▶ _PROBLEMAS A RESOLVER_
1. Resuma o trecho selecionado em duas frases.
2. Nas linhas de dados, copie sem alterações da linha que contém "- definition-line: wyprowadzania" até a linha que contém "- presentation-slide: Definicja", ambas incluídas.

▶ _TRECHO SELECIONADO_
........
Os seres sensíveis, dominados pelo desejo, a ira e a ignorância, continuam a
migrar através dos seis mundos do Samsar (o mundo dos deus, dos semi deuses,
dos humanos, dos animais, dos espíritos famintos, e dos seres infernais)
segundo seu carma. 8. Qualidades inerentes que surgem espontaneamente; como
consequência natural da meditação dzogchen, os praticantes avançados podem
desenvolver qualidades transcendentais tais como uma grande sabedoria,
compaixão, a clarividência etc. 9. As duas acumulações. A acumulação de mérito
por meio das boas ações e da sabedoria por intermédio da contemplação. Se bem
que os dois sejam importantes sobre a vida do Dharma, o Budha disse que se
conseguirmos manter o estado de contemplação (a acumulação de sabedoria)
durante o tempo que é precioso a uma formiga para ir da extremidade do nariz de
uma pessoa a sua testa, isso seria mais benéfico que uma vida inteira de
acumulação de méritos pela ação virtuosa e a generosidade. 10. Mipam Rinpoche.
........
▶ _INFORMAÇÕES FORNECIDAS_
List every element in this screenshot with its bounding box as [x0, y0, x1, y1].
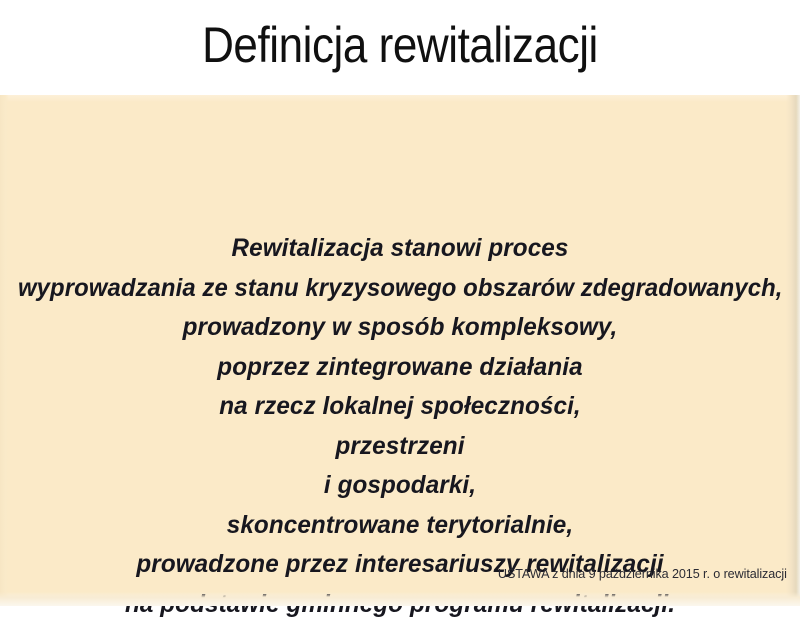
- definition-line: wyprowadzania ze stanu kryzysowego obsza…: [18, 269, 782, 309]
- definition-line: skoncentrowane terytorialnie,: [12, 506, 788, 546]
- presentation-slide: Definicja rewitalizacji Rewitalizacja st…: [0, 0, 800, 606]
- definition-line: na podstawie gminnego programu rewitaliz…: [12, 585, 788, 624]
- definition-panel: Rewitalizacja stanowi proces wyprowadzan…: [0, 95, 800, 600]
- source-citation: USTAWA z dnia 9 października 2015 r. o r…: [498, 566, 787, 581]
- definition-text-block: Rewitalizacja stanowi proces wyprowadzan…: [0, 229, 800, 624]
- definition-line: przestrzeni: [12, 427, 788, 467]
- definition-line: poprzez zintegrowane działania: [12, 348, 788, 388]
- definition-line: na rzecz lokalnej społeczności,: [12, 387, 788, 427]
- definition-line: i gospodarki,: [12, 466, 788, 506]
- definition-line: prowadzony w sposób kompleksowy,: [12, 308, 788, 348]
- definition-line: Rewitalizacja stanowi proces: [12, 229, 788, 269]
- page-title: Definicja rewitalizacji: [48, 14, 752, 76]
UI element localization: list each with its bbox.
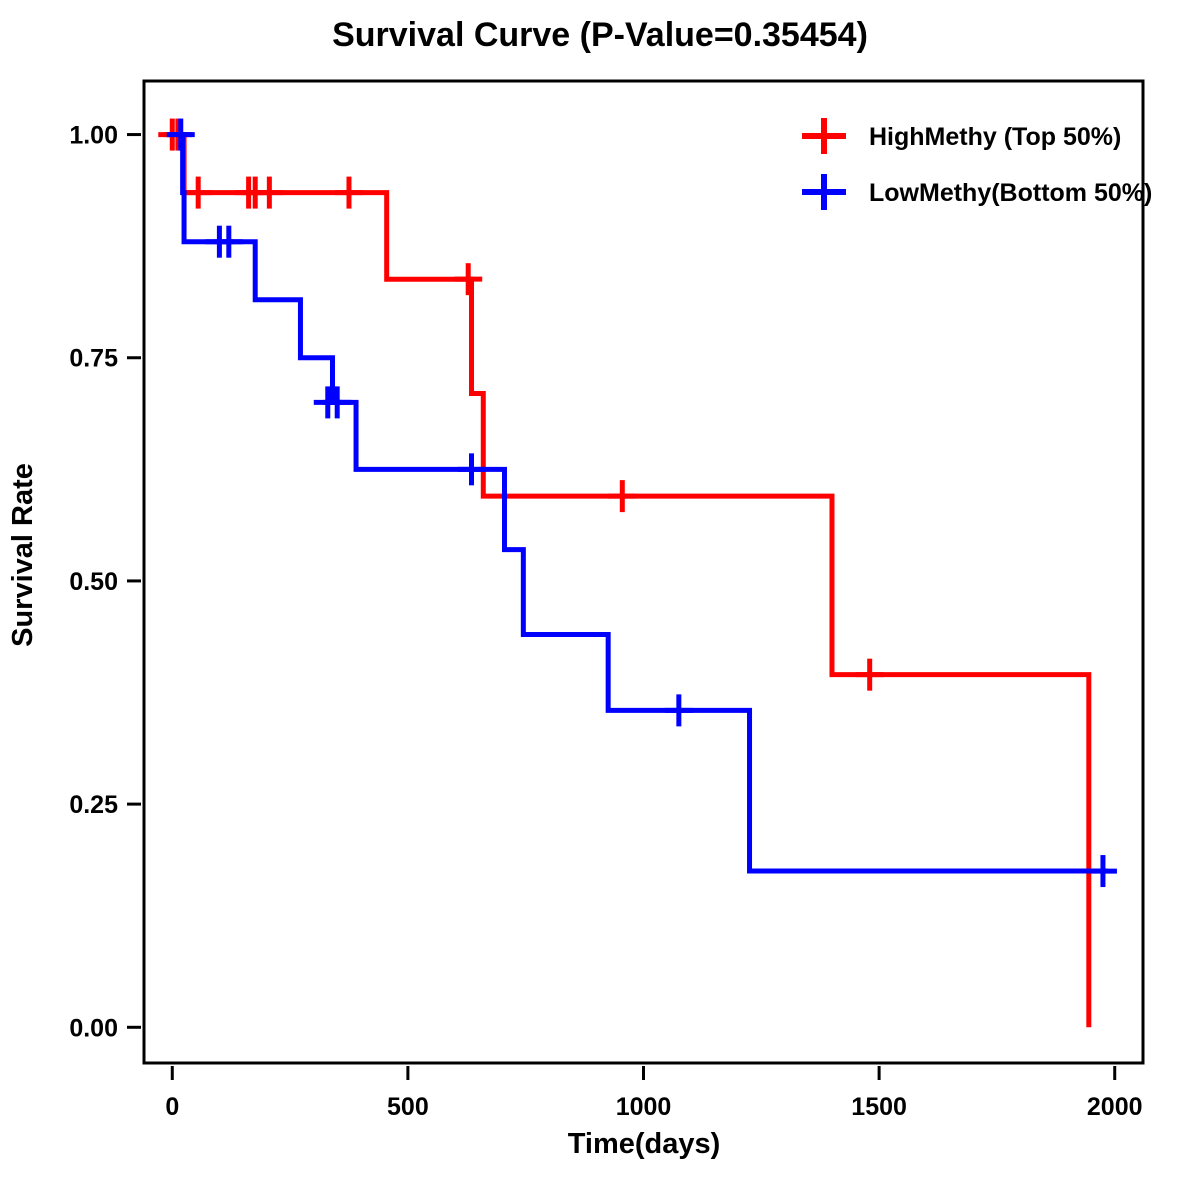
censor-marker [454,263,482,295]
legend-item-1[interactable]: HighMethy (Top 50%) [802,118,1121,154]
y-tick-label: 0.00 [69,1014,118,1042]
axis-frame [144,81,1143,1063]
series-layer [158,119,1117,1028]
x-tick-label: 1500 [851,1093,907,1121]
legend-label: LowMethy(Bottom 50%) [869,179,1152,207]
censor-marker [184,177,212,209]
chart-legend: HighMethy (Top 50%)LowMethy(Bottom 50%) [802,118,1152,210]
x-tick-label: 0 [165,1093,179,1121]
y-tick-label: 0.75 [69,345,118,373]
y-tick-label: 1.00 [69,122,118,150]
censor-marker [856,659,884,691]
censor-marker [255,177,283,209]
step-line [172,135,1089,1028]
plot-border [144,81,1143,1063]
censor-marker [608,480,636,512]
y-tick-label: 0.50 [69,568,118,596]
survival-curve-figure: Survival Curve (P-Value=0.35454) Surviva… [0,0,1200,1200]
step-line [172,135,1107,872]
censor-marker [335,177,363,209]
x-axis-ticks: 0500100015002000 [165,1066,1142,1121]
censor-marker [1089,855,1117,887]
x-tick-label: 500 [387,1093,429,1121]
x-tick-label: 2000 [1087,1093,1143,1121]
y-tick-label: 0.25 [69,791,118,819]
x-tick-label: 1000 [616,1093,672,1121]
series-highmethy-top-50- [158,119,1089,1028]
legend-item-2[interactable]: LowMethy(Bottom 50%) [802,174,1152,210]
series-lowmethy-bottom-50- [167,119,1117,888]
y-axis-ticks: 0.000.250.500.751.00 [69,122,141,1043]
plot-area: 0500100015002000 0.000.250.500.751.00 Hi… [0,0,1200,1200]
censor-marker [665,694,693,726]
legend-label: HighMethy (Top 50%) [869,123,1121,151]
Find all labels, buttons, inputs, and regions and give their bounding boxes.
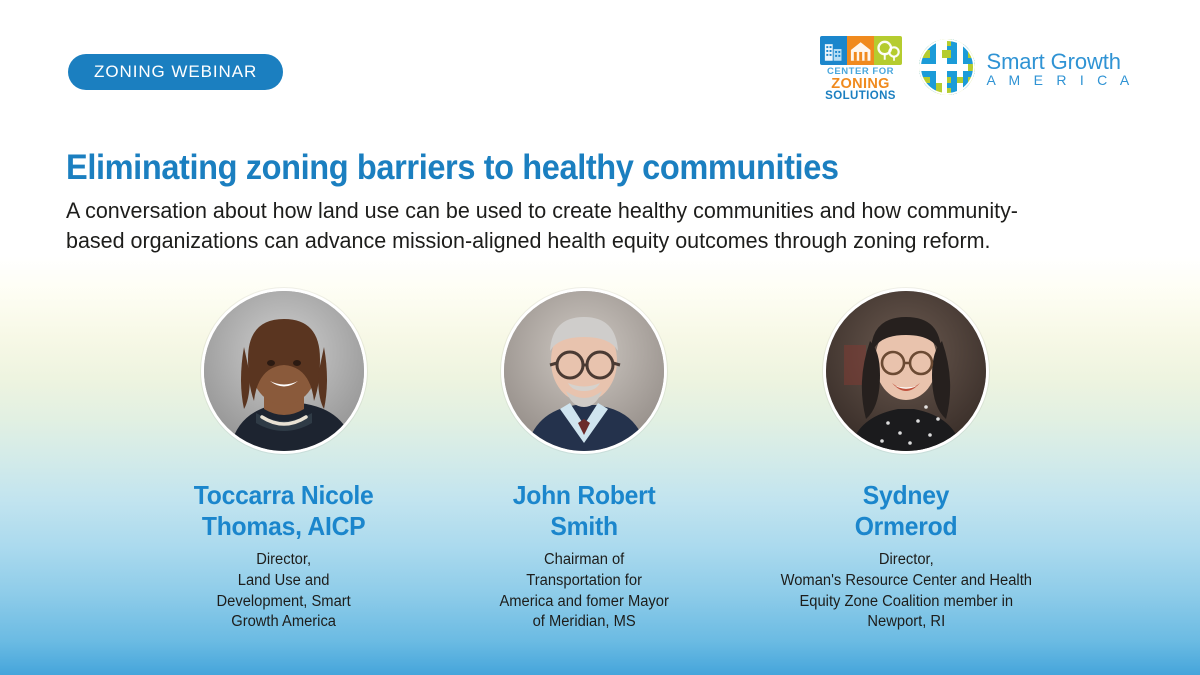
portrait-toccarra-nicole-thomas xyxy=(201,288,367,454)
portrait-john-robert-smith xyxy=(501,288,667,454)
page-subtitle: A conversation about how land use can be… xyxy=(66,196,1031,256)
sga-line-1: Smart Growth xyxy=(987,50,1134,73)
webinar-slide: ZONING WEBINAR xyxy=(0,0,1200,675)
zoning-webinar-badge: ZONING WEBINAR xyxy=(68,54,283,90)
speaker-card: John Robert Smith Chairman of Transporta… xyxy=(434,288,734,633)
logo-group: CENTER FOR ZONING SOLUTIONS xyxy=(820,36,1134,103)
sga-line-2: A M E R I C A xyxy=(987,73,1134,88)
czs-panel-house-icon xyxy=(847,36,874,65)
speaker-role: Director, Land Use and Development, Smar… xyxy=(217,550,351,632)
speaker-name: Toccarra Nicole Thomas, AICP xyxy=(194,480,374,541)
czs-logo-wordmark: CENTER FOR ZONING SOLUTIONS xyxy=(825,67,896,103)
speaker-card: Toccarra Nicole Thomas, AICP Director, L… xyxy=(134,288,434,633)
czs-line-2: ZONING xyxy=(831,77,890,92)
speaker-name: John Robert Smith xyxy=(513,480,656,541)
speaker-name: Sydney Ormerod xyxy=(855,480,958,541)
czs-line-3: SOLUTIONS xyxy=(825,91,896,103)
czs-panel-trees-icon xyxy=(874,36,901,65)
sga-wordmark: Smart Growth A M E R I C A xyxy=(987,50,1134,88)
speaker-role: Director, Woman's Resource Center and He… xyxy=(780,550,1031,632)
speaker-role: Chairman of Transportation for America a… xyxy=(499,550,668,632)
badge-label: ZONING WEBINAR xyxy=(94,62,257,82)
sga-weave-mark-icon xyxy=(918,38,976,101)
speaker-list: Toccarra Nicole Thomas, AICP Director, L… xyxy=(0,288,1200,633)
page-title: Eliminating zoning barriers to healthy c… xyxy=(66,148,1061,188)
portrait-sydney-ormerod xyxy=(823,288,989,454)
smart-growth-america-logo: Smart Growth A M E R I C A xyxy=(918,38,1134,101)
speaker-card: Sydney Ormerod Director, Woman's Resourc… xyxy=(756,288,1056,633)
center-for-zoning-solutions-logo: CENTER FOR ZONING SOLUTIONS xyxy=(820,36,902,103)
czs-logo-art xyxy=(820,36,902,65)
czs-panel-buildings-icon xyxy=(820,36,847,65)
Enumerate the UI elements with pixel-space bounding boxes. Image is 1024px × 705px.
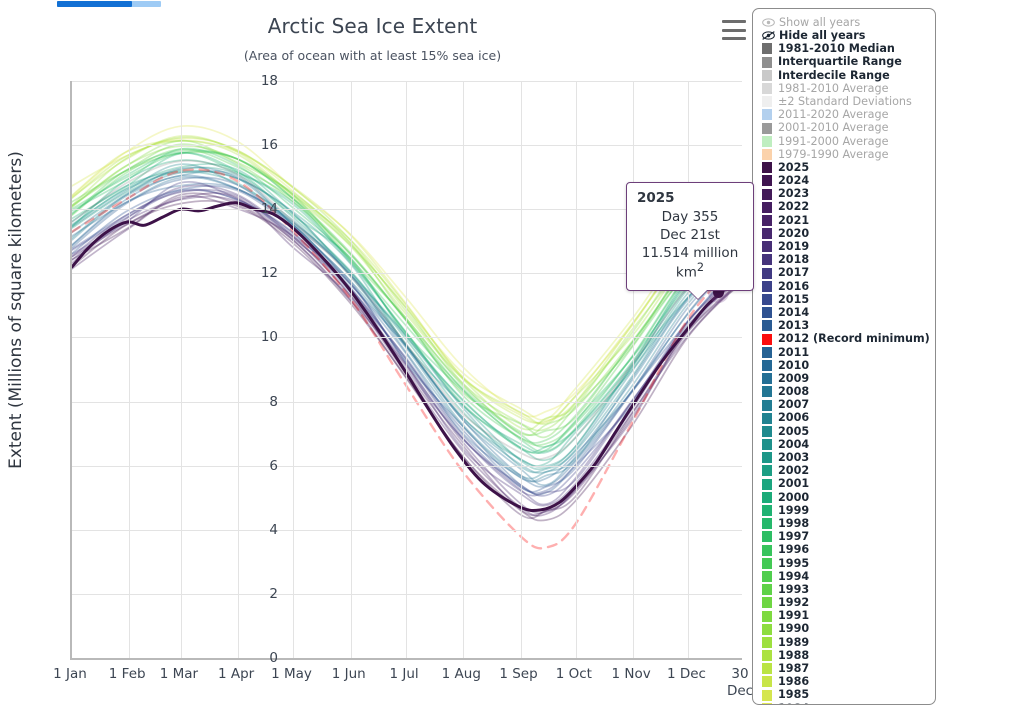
........
▶ _RESULTADOS POR TAREFA_
1. Os seres sensíveis, dominados pelo desejo, pela ira e pela ignorância, continuam a migrar pelos seis mundos segundo seu carma, enquanto os praticantes avançados da meditação dzogchen podem desenvolver qualidades transcendentais como grande sabedoria, compaixão e clarividência. O trecho apresenta ainda as duas acumulações, a de mérito pelas boas ações e a de sabedoria pela contemplação, e relata que, segundo o Budha, manter a contemplação pelo breve tempo que uma formiga leva para ir do nariz à testa de uma pessoa é mais benéfico que uma vida inteira de acumulação de méritos.

2.
- definition-line: wyprowadzania ze stanu kryzysowego obsza…: [18, 269, 782, 309]
- definition-line: skoncentrowane terytorialnie,: [12, 506, 788, 546]
- presentation-slide: Definicja rewitalizacji Rewitalizacja st…: [0, 0, 800, 606]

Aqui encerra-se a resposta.